* **INSTRUCTIONS TO FOLLOW**: Can you print the entries below unchanged, from the start of the entries through the line holding "repost-label: 转发 (174, 322, 239, 360)", inclusive?

* **DATA TO PROCESS**:
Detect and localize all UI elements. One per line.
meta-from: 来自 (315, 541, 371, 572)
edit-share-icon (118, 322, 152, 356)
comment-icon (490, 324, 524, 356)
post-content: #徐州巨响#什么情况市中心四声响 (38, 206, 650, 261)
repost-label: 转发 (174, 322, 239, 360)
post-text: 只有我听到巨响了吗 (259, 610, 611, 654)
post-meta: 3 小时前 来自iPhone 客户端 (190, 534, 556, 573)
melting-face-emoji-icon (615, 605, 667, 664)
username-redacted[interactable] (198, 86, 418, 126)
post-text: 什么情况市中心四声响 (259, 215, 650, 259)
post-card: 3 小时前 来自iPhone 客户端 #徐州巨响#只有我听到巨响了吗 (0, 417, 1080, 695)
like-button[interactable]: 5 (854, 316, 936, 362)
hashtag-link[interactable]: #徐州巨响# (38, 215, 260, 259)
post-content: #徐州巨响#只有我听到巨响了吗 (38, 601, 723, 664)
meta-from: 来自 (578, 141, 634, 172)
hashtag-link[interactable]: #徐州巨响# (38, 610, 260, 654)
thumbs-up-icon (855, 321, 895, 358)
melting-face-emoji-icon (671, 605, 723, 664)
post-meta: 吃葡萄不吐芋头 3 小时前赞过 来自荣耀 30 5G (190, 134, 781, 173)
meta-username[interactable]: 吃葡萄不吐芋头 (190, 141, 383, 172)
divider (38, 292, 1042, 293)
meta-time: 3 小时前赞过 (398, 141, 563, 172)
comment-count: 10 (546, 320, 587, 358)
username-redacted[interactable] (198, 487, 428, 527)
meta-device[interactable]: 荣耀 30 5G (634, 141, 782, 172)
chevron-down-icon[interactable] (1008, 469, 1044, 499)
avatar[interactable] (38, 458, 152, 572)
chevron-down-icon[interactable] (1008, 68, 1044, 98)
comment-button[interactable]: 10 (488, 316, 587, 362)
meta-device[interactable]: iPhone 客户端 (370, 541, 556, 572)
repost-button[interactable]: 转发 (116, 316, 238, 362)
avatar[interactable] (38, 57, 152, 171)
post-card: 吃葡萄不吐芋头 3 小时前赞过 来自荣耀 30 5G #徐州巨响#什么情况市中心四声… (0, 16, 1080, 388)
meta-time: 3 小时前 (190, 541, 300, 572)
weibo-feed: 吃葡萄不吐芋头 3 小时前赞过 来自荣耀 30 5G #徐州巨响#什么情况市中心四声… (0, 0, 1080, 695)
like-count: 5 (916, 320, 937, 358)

* **ANSWER**:
Detect and localize all UI elements. One per line.
meta-from: 来自 (315, 541, 371, 572)
edit-share-icon (118, 322, 152, 356)
comment-icon (490, 324, 524, 356)
post-content: #徐州巨响#什么情况市中心四声响 (38, 206, 650, 261)
repost-label: 转发 (174, 322, 239, 360)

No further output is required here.